SUPPLIED ENTRIES:

◆ ◆ ◆ ◆ ◆ ◆ ◆

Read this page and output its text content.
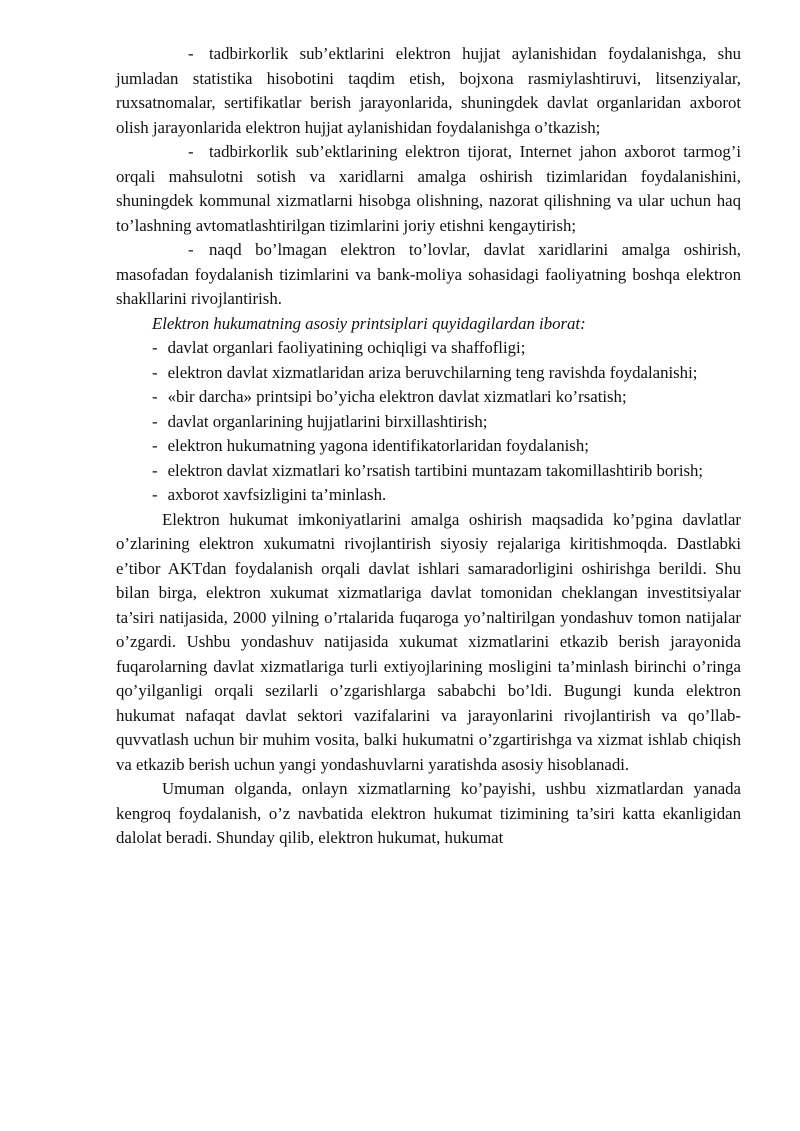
- tadbirkorlik sub’ektlarini elektron hujjat aylanishidan foydalanishga, shu jumladan statistika hisobotini taqdim etish, bojxona rasmiylashtiruvi, litsenziyalar, ruxsatnomalar, sertifikatlar berish jarayonlarida, shuningdek davlat organlaridan axborot olish jarayonlarida elektron hujjat aylanishidan foydalanishga o’tkazish;

- tadbirkorlik sub’ektlarining elektron tijorat, Internet jahon axborot tarmog’i orqali mahsulotni sotish va xaridlarni amalga oshirish tizimlaridan foydalanishini, shuningdek kommunal xizmatlarni hisobga olishning, nazorat qilishning va ular uchun haq to’lashning avtomatlashtirilgan tizimlarini joriy etishni kengaytirish;

- naqd bo’lmagan elektron to’lovlar, davlat xaridlarini amalga oshirish, masofadan foydalanish tizimlarini va bank-moliya sohasidagi faoliyatning boshqa elektron shakllarini rivojlantirish.

Elektron hukumatning asosiy printsiplari quyidagilardan iborat:

- davlat organlari faoliyatining ochiqligi va shaffofligi;

- elektron davlat xizmatlaridan ariza beruvchilarning teng ravishda foydalanishi;

- «bir darcha» printsipi bo’yicha elektron davlat xizmatlari ko’rsatish;

- davlat organlarining hujjatlarini birxillashtirish;

- elektron hukumatning yagona identifikatorlaridan foydalanish;

- elektron davlat xizmatlari ko’rsatish tartibini muntazam takomillashtirib borish;

- axborot xavfsizligini ta’minlash.

Elektron hukumat imkoniyatlarini amalga oshirish maqsadida ko’pgina davlatlar o’zlarining elektron xukumatni rivojlantirish siyosiy rejalariga kiritishmoqda. Dastlabki e’tibor AKTdan foydalanish orqali davlat ishlari samaradorligini oshirishga berildi. Shu bilan birga, elektron xukumat xizmatlariga davlat tomonidan cheklangan investitsiyalar ta’siri natijasida, 2000 yilning o’rtalarida fuqaroga yo’naltirilgan yondashuv tomon natijalar o’zgardi. Ushbu yondashuv natijasida xukumat xizmatlarini etkazib berish jarayonida fuqarolarning davlat xizmatlariga turli extiyojlarining mosligini ta’minlash birinchi o’ringa qo’yilganligi orqali sezilarli o’zgarishlarga sababchi bo’ldi. Bugungi kunda elektron hukumat nafaqat davlat sektori vazifalarini va jarayonlarini rivojlantirish va qo’llab-quvvatlash uchun bir muhim vosita, balki hukumatni o’zgartirishga va xizmat ishlab chiqish va etkazib berish uchun yangi yondashuvlarni yaratishda asosiy hisoblanadi.

Umuman olganda, onlayn xizmatlarning ko’payishi, ushbu xizmatlardan yanada kengroq foydalanish, o’z navbatida elektron hukumat tizimining ta’siri katta ekanligidan dalolat beradi. Shunday qilib, elektron hukumat, hukumat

◆ ◆ ◆ ◆ ◆ ◆ ◆

DIRECTIVE: All of the material above is to be copied exactly, except for its images.

RESULT OF THE EXERCISE:
Read this page and output its text content.
- tadbirkorlik sub’ektlarini elektron hujjat aylanishidan foydalanishga, shu jumladan statistika hisobotini taqdim etish, bojxona rasmiylashtiruvi, litsenziyalar, ruxsatnomalar, sertifikatlar berish jarayonlarida, shuningdek davlat organlaridan axborot olish jarayonlarida elektron hujjat aylanishidan foydalanishga o’tkazish;

- tadbirkorlik sub’ektlarining elektron tijorat, Internet jahon axborot tarmog’i orqali mahsulotni sotish va xaridlarni amalga oshirish tizimlaridan foydalanishini, shuningdek kommunal xizmatlarni hisobga olishning, nazorat qilishning va ular uchun haq to’lashning avtomatlashtirilgan tizimlarini joriy etishni kengaytirish;

- naqd bo’lmagan elektron to’lovlar, davlat xaridlarini amalga oshirish, masofadan foydalanish tizimlarini va bank-moliya sohasidagi faoliyatning boshqa elektron shakllarini rivojlantirish.

Elektron hukumatning asosiy printsiplari quyidagilardan iborat:

- davlat organlari faoliyatining ochiqligi va shaffofligi;

- elektron davlat xizmatlaridan ariza beruvchilarning teng ravishda foydalanishi;

- «bir darcha» printsipi bo’yicha elektron davlat xizmatlari ko’rsatish;

- davlat organlarining hujjatlarini birxillashtirish;

- elektron hukumatning yagona identifikatorlaridan foydalanish;

- elektron davlat xizmatlari ko’rsatish tartibini muntazam takomillashtirib borish;

- axborot xavfsizligini ta’minlash.

Elektron hukumat imkoniyatlarini amalga oshirish maqsadida ko’pgina davlatlar o’zlarining elektron xukumatni rivojlantirish siyosiy rejalariga kiritishmoqda. Dastlabki e’tibor AKTdan foydalanish orqali davlat ishlari samaradorligini oshirishga berildi. Shu bilan birga, elektron xukumat xizmatlariga davlat tomonidan cheklangan investitsiyalar ta’siri natijasida, 2000 yilning o’rtalarida fuqaroga yo’naltirilgan yondashuv tomon natijalar o’zgardi. Ushbu yondashuv natijasida xukumat xizmatlarini etkazib berish jarayonida fuqarolarning davlat xizmatlariga turli extiyojlarining mosligini ta’minlash birinchi o’ringa qo’yilganligi orqali sezilarli o’zgarishlarga sababchi bo’ldi. Bugungi kunda elektron hukumat nafaqat davlat sektori vazifalarini va jarayonlarini rivojlantirish va qo’llab-quvvatlash uchun bir muhim vosita, balki hukumatni o’zgartirishga va xizmat ishlab chiqish va etkazib berish uchun yangi yondashuvlarni yaratishda asosiy hisoblanadi.

Umuman olganda, onlayn xizmatlarning ko’payishi, ushbu xizmatlardan yanada kengroq foydalanish, o’z navbatida elektron hukumat tizimining ta’siri katta ekanligidan dalolat beradi. Shunday qilib, elektron hukumat, hukumat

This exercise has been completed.